--- Begin GIVEN ENTRIES ---

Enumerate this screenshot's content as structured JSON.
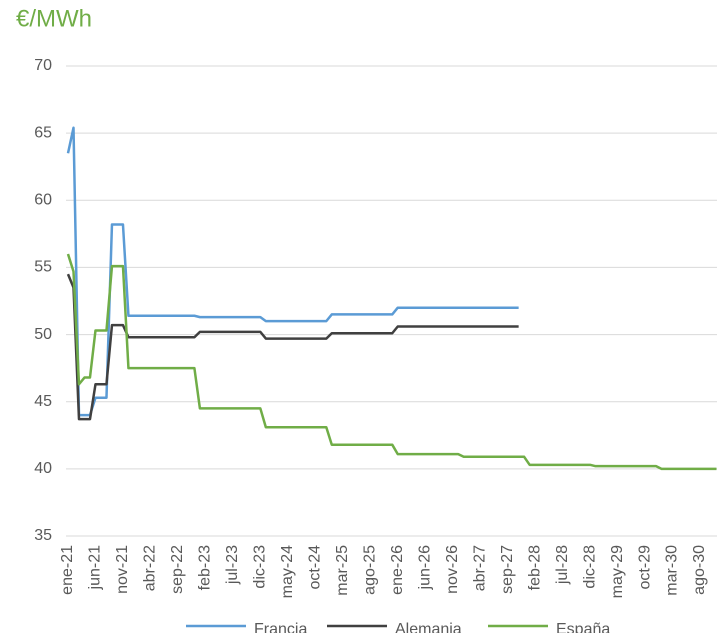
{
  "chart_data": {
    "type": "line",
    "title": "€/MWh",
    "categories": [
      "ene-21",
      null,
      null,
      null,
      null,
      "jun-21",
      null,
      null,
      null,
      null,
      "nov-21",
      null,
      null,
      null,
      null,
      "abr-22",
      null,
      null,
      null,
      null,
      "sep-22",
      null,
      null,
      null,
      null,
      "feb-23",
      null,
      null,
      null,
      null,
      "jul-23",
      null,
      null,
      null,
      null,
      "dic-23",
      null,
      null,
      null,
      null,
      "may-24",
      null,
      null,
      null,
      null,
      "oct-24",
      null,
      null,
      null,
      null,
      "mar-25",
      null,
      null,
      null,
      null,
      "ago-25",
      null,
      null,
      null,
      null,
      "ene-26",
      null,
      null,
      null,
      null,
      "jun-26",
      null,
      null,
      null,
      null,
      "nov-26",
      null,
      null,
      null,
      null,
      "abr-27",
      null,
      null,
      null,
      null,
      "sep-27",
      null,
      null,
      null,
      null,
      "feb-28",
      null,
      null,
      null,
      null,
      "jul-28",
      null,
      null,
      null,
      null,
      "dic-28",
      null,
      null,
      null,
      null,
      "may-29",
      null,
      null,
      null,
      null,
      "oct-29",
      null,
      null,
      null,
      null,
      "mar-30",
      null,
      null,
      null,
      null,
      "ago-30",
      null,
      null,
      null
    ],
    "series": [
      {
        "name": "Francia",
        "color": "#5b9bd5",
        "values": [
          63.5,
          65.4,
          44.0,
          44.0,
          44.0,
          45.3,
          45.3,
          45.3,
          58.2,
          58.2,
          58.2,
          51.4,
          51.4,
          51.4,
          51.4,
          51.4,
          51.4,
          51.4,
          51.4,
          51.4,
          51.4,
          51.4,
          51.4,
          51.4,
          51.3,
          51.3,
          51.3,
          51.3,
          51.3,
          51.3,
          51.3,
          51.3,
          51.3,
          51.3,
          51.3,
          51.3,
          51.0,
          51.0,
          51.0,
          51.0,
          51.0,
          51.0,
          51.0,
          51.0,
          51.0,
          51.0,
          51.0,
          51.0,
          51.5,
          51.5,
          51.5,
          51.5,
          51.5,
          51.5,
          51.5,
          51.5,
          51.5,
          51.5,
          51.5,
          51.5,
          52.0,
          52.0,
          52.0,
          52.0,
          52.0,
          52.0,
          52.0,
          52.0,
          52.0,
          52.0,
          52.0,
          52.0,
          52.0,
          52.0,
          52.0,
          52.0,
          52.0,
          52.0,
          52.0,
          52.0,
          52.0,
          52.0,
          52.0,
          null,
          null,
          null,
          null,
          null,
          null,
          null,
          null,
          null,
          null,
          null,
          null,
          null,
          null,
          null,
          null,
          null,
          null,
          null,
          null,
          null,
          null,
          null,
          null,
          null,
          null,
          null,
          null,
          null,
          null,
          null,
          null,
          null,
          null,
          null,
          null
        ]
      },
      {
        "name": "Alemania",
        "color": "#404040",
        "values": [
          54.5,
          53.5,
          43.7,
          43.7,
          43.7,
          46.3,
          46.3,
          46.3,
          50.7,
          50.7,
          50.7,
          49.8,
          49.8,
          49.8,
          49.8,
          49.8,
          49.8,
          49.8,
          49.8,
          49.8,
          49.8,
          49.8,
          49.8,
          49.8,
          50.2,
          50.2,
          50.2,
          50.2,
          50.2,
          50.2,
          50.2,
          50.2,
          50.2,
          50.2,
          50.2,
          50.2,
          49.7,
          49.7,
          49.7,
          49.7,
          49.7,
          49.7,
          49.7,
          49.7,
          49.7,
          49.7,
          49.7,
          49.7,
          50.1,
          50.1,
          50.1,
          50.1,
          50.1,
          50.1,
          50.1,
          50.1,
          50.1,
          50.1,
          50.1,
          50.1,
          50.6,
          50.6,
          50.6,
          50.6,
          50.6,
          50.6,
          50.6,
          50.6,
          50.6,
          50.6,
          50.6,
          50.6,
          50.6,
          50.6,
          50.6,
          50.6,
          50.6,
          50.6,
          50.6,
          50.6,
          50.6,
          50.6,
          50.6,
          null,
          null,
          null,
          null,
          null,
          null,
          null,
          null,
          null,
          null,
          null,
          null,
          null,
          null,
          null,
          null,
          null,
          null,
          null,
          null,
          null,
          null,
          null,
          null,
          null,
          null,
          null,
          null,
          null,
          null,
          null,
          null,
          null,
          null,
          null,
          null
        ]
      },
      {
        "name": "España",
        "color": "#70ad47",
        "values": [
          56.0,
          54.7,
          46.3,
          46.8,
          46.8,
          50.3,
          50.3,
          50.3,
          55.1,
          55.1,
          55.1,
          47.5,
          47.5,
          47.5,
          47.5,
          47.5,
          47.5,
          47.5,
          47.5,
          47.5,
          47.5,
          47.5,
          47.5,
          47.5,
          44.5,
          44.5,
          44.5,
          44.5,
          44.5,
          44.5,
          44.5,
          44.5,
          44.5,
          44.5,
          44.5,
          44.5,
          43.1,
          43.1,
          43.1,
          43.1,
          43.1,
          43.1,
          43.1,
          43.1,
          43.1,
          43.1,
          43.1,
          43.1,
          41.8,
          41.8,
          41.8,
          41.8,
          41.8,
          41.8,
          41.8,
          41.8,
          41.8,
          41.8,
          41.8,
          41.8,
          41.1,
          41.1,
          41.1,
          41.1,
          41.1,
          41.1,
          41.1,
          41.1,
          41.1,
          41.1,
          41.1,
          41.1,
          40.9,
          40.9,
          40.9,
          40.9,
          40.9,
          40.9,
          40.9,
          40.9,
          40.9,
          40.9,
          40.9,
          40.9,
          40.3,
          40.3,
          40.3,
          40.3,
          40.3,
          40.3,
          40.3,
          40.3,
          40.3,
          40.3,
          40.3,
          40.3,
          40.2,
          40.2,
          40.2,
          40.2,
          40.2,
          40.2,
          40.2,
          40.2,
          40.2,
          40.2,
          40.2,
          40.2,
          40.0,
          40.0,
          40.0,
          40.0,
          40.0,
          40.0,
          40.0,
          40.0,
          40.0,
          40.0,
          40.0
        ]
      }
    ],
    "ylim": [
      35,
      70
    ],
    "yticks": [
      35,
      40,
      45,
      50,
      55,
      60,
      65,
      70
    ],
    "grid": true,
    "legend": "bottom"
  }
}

--- End GIVEN ENTRIES ---
--- Begin GIVEN ENTRIES ---

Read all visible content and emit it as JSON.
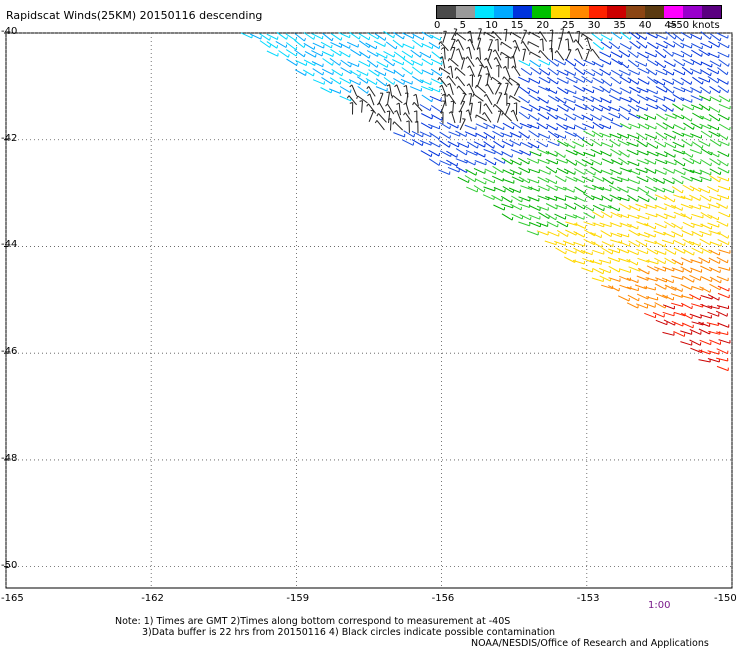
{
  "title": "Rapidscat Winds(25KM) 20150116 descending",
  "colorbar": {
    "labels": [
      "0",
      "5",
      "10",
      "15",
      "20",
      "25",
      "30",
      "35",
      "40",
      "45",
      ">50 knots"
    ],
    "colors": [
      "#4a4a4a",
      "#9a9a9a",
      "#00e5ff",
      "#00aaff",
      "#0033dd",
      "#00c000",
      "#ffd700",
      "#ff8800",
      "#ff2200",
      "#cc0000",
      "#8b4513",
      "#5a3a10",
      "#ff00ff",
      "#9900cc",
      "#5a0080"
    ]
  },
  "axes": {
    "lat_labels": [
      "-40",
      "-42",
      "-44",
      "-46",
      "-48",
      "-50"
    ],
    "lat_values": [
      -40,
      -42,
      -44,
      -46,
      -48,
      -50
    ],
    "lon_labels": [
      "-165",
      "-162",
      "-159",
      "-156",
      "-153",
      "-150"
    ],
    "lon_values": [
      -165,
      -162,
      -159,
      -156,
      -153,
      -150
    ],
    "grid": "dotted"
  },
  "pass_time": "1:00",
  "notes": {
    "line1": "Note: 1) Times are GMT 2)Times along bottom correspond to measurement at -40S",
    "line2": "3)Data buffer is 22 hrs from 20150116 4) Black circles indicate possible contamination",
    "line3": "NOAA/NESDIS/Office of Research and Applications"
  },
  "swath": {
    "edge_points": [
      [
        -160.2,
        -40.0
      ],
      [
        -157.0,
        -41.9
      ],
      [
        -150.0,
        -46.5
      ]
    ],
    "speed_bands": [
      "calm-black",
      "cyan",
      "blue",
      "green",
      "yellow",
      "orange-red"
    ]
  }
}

--- End GIVEN ENTRIES ---
--- Begin GIVEN ENTRIES ---

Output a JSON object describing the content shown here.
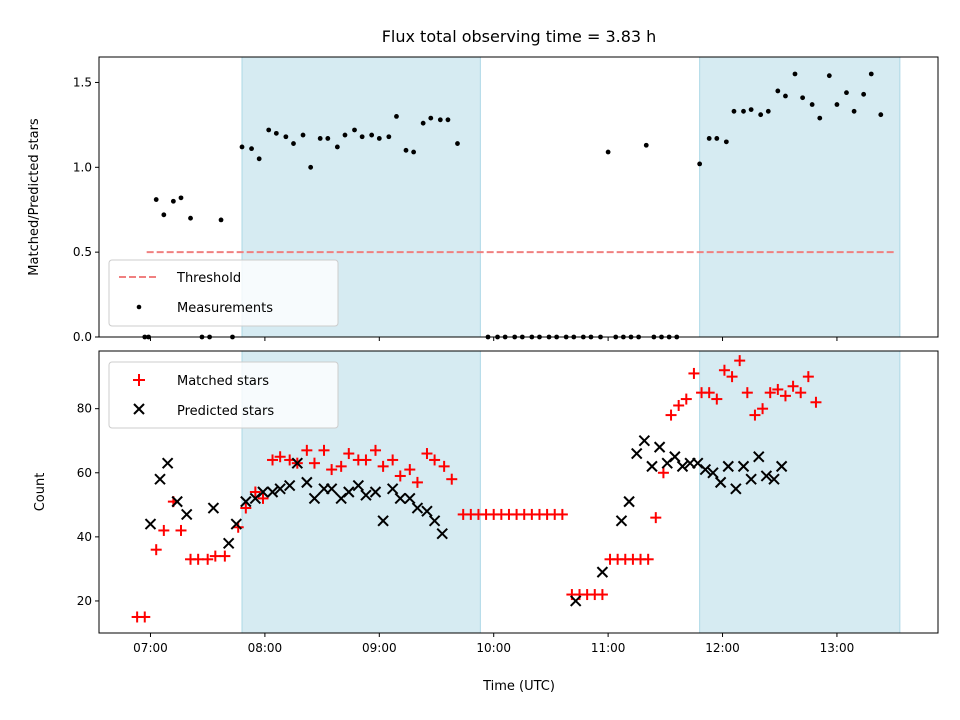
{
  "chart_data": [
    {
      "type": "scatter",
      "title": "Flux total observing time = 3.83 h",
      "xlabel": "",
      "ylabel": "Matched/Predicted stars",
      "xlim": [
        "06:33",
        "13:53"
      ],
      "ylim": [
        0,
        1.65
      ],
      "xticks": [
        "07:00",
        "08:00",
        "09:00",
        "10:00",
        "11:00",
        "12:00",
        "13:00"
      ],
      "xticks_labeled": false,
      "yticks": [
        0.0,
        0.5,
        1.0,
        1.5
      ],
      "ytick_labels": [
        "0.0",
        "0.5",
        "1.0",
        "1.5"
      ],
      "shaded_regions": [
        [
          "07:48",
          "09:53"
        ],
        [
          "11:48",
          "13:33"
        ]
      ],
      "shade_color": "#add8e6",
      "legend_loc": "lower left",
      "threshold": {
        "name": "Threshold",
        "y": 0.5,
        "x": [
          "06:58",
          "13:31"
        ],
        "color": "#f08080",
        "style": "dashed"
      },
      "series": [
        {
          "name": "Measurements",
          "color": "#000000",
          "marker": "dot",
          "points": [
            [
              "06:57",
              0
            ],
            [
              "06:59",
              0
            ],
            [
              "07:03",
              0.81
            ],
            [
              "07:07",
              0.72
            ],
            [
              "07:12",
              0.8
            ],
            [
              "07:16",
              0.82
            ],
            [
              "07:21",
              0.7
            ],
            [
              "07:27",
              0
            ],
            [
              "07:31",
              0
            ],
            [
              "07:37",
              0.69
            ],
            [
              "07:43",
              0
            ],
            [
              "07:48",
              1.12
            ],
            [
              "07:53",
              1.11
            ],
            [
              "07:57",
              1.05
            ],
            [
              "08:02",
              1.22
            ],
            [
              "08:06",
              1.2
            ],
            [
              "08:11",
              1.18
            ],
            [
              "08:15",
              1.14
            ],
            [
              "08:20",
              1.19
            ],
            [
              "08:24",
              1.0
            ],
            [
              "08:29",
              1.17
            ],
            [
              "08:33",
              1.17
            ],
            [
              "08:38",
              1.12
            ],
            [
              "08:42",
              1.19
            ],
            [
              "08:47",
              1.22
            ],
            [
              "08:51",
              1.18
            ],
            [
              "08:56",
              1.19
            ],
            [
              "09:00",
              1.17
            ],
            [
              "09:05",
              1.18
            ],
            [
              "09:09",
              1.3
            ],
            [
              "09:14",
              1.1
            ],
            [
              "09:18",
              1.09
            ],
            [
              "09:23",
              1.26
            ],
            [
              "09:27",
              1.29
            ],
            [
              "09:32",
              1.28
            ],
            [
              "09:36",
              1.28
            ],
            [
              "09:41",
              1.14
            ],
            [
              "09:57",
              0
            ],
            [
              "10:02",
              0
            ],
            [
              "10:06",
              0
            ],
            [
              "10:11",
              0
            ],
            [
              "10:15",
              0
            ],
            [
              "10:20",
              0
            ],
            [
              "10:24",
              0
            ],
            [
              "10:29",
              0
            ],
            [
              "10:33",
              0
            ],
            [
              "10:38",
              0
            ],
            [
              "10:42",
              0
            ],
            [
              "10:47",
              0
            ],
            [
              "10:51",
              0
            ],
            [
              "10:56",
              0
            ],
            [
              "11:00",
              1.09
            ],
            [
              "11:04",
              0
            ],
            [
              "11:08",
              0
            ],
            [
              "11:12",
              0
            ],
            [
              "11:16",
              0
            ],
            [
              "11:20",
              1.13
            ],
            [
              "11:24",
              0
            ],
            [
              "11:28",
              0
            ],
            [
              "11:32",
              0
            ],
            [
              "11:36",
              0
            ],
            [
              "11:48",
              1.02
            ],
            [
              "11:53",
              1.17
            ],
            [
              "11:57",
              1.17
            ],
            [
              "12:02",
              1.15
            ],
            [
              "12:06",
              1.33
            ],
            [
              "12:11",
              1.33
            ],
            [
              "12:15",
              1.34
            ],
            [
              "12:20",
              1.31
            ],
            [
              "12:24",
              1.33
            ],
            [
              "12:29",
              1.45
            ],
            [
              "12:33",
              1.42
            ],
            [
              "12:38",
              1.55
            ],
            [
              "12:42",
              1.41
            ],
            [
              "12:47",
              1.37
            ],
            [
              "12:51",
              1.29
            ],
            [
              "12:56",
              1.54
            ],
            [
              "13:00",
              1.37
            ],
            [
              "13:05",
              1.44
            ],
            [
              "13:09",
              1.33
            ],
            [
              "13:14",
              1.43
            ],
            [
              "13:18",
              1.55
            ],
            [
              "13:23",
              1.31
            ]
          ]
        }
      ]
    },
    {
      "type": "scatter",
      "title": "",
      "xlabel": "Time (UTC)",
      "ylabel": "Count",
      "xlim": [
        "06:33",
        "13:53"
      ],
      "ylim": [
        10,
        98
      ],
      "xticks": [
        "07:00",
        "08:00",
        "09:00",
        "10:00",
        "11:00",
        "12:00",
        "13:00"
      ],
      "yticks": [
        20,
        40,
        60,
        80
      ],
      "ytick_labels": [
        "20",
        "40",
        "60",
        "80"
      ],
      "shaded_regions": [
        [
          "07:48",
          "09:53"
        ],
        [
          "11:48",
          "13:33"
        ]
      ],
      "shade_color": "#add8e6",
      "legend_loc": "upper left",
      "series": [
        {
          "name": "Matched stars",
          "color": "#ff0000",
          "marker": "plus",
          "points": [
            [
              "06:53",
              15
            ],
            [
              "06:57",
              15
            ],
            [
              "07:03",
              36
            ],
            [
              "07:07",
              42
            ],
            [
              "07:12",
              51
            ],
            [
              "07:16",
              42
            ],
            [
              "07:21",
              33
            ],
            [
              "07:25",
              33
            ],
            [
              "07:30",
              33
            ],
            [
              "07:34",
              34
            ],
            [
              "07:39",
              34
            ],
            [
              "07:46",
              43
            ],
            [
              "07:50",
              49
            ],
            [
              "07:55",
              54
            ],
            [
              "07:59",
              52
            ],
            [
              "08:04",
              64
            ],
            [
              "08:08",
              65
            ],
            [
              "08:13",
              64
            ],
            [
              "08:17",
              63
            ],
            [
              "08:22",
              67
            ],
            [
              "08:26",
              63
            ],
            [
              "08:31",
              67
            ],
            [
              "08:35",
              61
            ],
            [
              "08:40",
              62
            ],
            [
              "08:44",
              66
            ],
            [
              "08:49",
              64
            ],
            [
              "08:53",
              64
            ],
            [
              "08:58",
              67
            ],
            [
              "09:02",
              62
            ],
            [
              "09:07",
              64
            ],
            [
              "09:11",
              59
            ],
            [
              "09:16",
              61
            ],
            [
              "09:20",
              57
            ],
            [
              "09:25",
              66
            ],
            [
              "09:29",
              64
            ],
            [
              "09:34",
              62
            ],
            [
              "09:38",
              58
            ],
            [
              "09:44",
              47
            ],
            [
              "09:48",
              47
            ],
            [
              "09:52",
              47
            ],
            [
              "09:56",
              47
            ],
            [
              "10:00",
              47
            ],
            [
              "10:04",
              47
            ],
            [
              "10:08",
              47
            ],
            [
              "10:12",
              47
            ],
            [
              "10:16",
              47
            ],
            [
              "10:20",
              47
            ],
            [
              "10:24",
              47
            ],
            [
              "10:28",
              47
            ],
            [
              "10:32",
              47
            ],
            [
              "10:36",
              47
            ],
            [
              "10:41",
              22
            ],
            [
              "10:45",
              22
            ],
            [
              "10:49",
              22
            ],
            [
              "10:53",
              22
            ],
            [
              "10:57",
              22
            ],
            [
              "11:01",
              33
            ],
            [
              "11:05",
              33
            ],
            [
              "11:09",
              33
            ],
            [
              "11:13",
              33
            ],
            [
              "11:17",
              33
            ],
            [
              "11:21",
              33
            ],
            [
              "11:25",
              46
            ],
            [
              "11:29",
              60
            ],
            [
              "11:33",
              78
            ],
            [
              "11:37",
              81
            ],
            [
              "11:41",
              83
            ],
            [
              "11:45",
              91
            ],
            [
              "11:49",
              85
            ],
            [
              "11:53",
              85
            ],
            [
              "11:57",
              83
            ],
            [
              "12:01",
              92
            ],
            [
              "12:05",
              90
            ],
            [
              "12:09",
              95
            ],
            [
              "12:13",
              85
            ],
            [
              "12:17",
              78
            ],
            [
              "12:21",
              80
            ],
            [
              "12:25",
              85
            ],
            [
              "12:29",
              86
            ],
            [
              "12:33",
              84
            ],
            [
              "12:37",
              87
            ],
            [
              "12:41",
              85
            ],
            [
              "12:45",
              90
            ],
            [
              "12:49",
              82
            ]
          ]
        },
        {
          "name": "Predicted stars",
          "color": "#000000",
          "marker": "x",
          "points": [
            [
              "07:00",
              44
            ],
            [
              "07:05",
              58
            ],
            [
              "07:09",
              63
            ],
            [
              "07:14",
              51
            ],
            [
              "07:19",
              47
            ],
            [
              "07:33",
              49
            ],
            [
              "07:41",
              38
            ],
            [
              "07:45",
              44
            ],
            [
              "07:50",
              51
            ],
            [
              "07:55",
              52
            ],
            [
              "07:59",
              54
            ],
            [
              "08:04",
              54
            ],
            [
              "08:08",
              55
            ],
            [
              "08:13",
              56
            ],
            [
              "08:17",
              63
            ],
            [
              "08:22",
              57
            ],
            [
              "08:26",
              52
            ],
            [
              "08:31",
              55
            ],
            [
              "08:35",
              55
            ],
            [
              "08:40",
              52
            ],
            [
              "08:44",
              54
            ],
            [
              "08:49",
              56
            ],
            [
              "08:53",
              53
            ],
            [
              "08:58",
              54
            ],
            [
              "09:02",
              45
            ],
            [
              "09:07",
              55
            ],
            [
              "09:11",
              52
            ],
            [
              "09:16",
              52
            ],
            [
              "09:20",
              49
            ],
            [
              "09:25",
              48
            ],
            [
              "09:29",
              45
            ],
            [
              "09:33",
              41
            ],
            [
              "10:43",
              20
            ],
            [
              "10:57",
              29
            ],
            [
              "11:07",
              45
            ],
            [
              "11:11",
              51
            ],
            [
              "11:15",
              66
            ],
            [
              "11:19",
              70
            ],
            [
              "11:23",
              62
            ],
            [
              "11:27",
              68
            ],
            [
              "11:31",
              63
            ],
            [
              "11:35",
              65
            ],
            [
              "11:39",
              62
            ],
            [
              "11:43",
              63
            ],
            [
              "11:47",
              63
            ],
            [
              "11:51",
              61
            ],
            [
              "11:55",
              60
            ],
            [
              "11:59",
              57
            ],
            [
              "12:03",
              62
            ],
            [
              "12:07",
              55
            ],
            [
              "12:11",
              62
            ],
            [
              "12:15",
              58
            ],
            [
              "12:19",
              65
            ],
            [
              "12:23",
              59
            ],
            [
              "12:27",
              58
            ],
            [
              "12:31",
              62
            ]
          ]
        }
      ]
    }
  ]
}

--- End GIVEN ENTRIES ---

▸ **GIVEN REQUEST**: Set out every line from the material that contains the string "ylabel".

▸ **THE COMPLETED TASK**:
      "ylabel": "Matched/Predicted stars",
      "ylabel": "Count",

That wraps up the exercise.